- **PROBLEM TO SOLVE**
Print, exactly as written, the line in the entries below that contains "What data was" and every line after it up to and including the last. Omit pictures.

(Dataset entries on figures)
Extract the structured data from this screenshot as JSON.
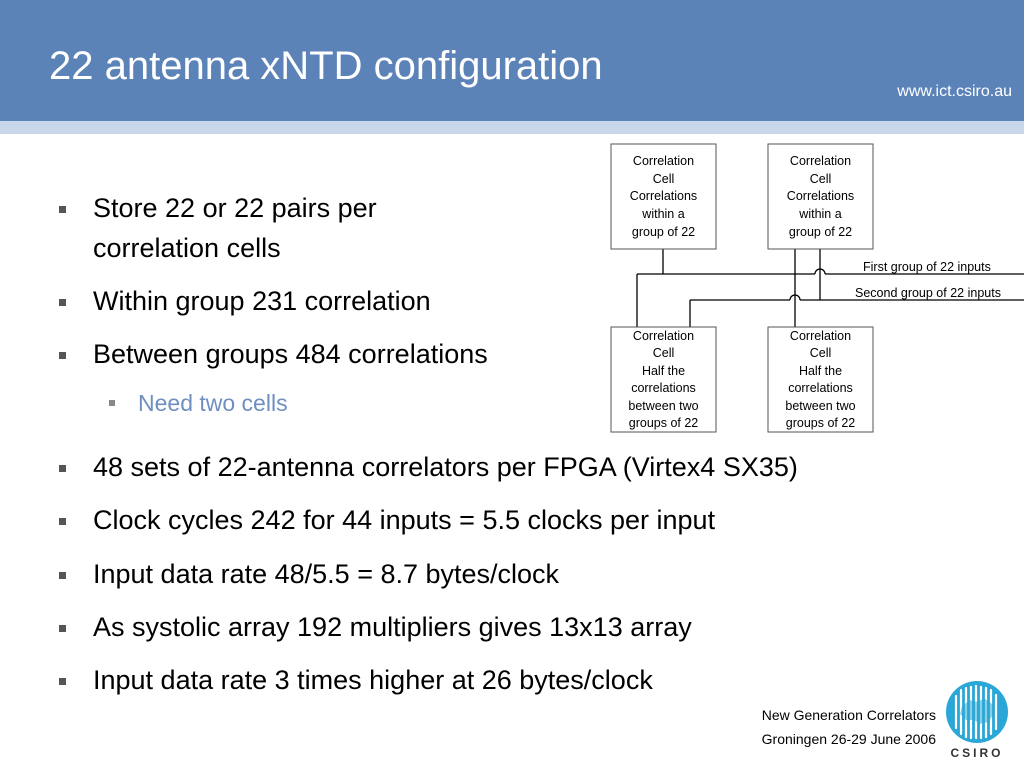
{
  "header": {
    "title": "22 antenna xNTD configuration",
    "url": "www.ict.csiro.au",
    "color": "#5b83b8"
  },
  "bullets": [
    {
      "line1": "Store 22 or 22 pairs per",
      "line2": "correlation cells"
    },
    {
      "line1": "Within group 231 correlation"
    },
    {
      "line1": "Between groups 484 correlations"
    }
  ],
  "sub_bullets": [
    {
      "text": "Need two cells"
    }
  ],
  "bullets_lower": [
    {
      "text": "48 sets of 22-antenna correlators per FPGA (Virtex4 SX35)"
    },
    {
      "text": "Clock cycles 242 for 44 inputs = 5.5 clocks per input"
    },
    {
      "text": "Input data rate 48/5.5 = 8.7 bytes/clock"
    },
    {
      "text": "As systolic array 192 multipliers gives 13x13 array"
    },
    {
      "text": "Input data rate 3 times higher at 26 bytes/clock"
    }
  ],
  "diagram": {
    "top_left": [
      "Correlation",
      "Cell",
      "Correlations",
      "within a",
      "group of 22"
    ],
    "top_right": [
      "Correlation",
      "Cell",
      "Correlations",
      "within a",
      "group of 22"
    ],
    "bottom_left": [
      "Correlation",
      "Cell",
      "Half the",
      "correlations",
      "between two",
      "groups of 22"
    ],
    "bottom_right": [
      "Correlation",
      "Cell",
      "Half the",
      "correlations",
      "between two",
      "groups of 22"
    ],
    "first_group_label": "First group of 22 inputs",
    "second_group_label": "Second group of 22 inputs"
  },
  "footer": {
    "line1": "New Generation Correlators",
    "line2": "Groningen 26-29 June 2006"
  },
  "logo": {
    "text": "CSIRO",
    "color": "#2aa7d6"
  }
}
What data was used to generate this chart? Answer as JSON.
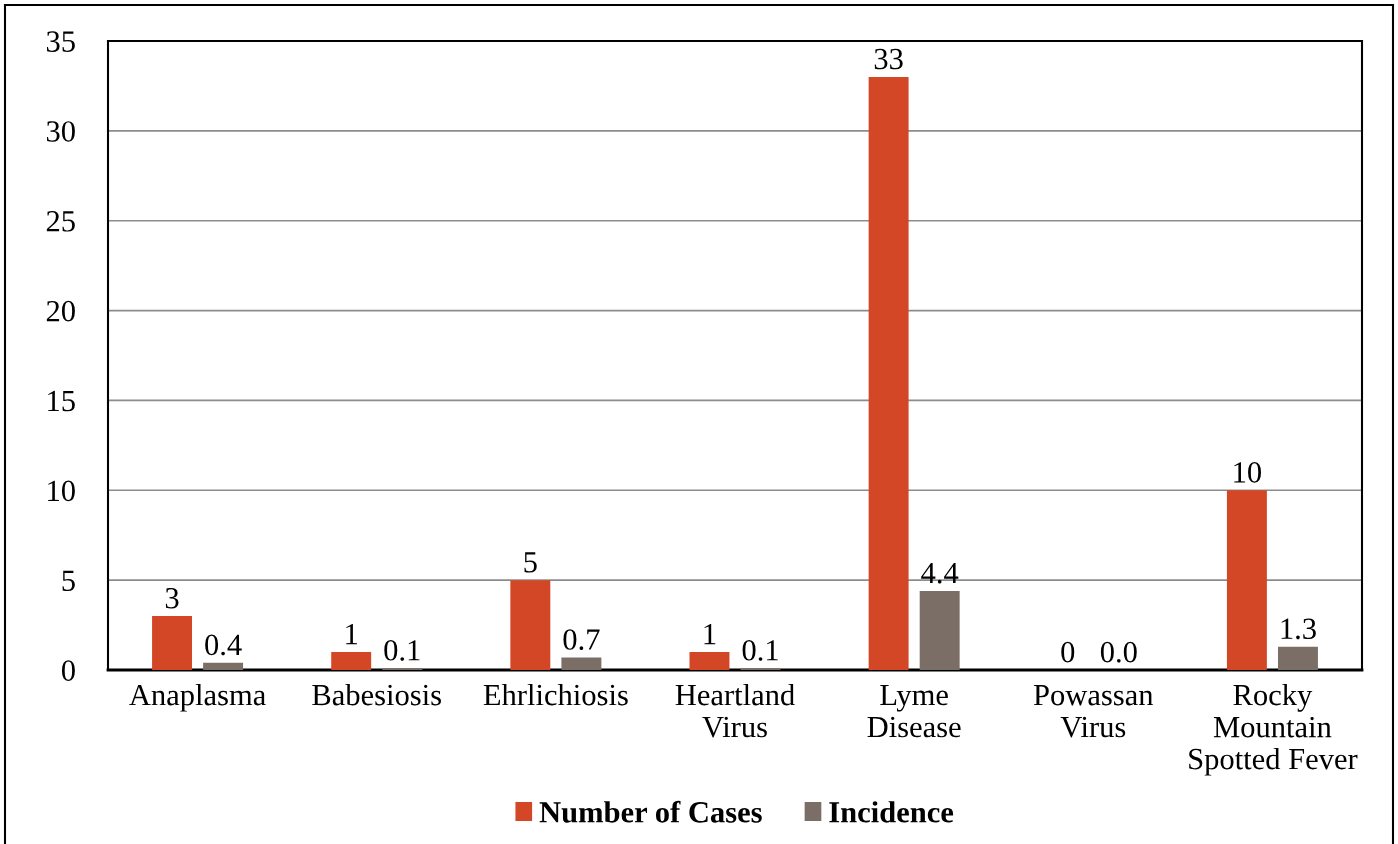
{
  "chart_data": {
    "type": "bar",
    "categories": [
      "Anaplasma",
      "Babesiosis",
      "Ehrlichiosis",
      "Heartland\nVirus",
      "Lyme\nDisease",
      "Powassan\nVirus",
      "Rocky\nMountain\nSpotted Fever"
    ],
    "series": [
      {
        "name": "Number of Cases",
        "color": "#d34727",
        "values": [
          3,
          1,
          5,
          1,
          33,
          0,
          10
        ],
        "value_labels": [
          "3",
          "1",
          "5",
          "1",
          "33",
          "0",
          "10"
        ]
      },
      {
        "name": "Incidence",
        "color": "#7a6e66",
        "values": [
          0.4,
          0.1,
          0.7,
          0.1,
          4.4,
          0.0,
          1.3
        ],
        "value_labels": [
          "0.4",
          "0.1",
          "0.7",
          "0.1",
          "4.4",
          "0.0",
          "1.3"
        ]
      }
    ],
    "ylim": [
      0,
      35
    ],
    "yticks": [
      0,
      5,
      10,
      15,
      20,
      25,
      30,
      35
    ],
    "grid": "y",
    "legend": "bottom"
  }
}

- **SOLVED PROBLEM**
What data was used to generate this chart? Answer as JSON.
{
  "chart_data": {
    "type": "bar",
    "categories": [
      "Anaplasma",
      "Babesiosis",
      "Ehrlichiosis",
      "Heartland\nVirus",
      "Lyme\nDisease",
      "Powassan\nVirus",
      "Rocky\nMountain\nSpotted Fever"
    ],
    "series": [
      {
        "name": "Number of Cases",
        "color": "#d34727",
        "values": [
          3,
          1,
          5,
          1,
          33,
          0,
          10
        ],
        "value_labels": [
          "3",
          "1",
          "5",
          "1",
          "33",
          "0",
          "10"
        ]
      },
      {
        "name": "Incidence",
        "color": "#7a6e66",
        "values": [
          0.4,
          0.1,
          0.7,
          0.1,
          4.4,
          0.0,
          1.3
        ],
        "value_labels": [
          "0.4",
          "0.1",
          "0.7",
          "0.1",
          "4.4",
          "0.0",
          "1.3"
        ]
      }
    ],
    "ylim": [
      0,
      35
    ],
    "yticks": [
      0,
      5,
      10,
      15,
      20,
      25,
      30,
      35
    ],
    "grid": "y",
    "legend": "bottom"
  }
}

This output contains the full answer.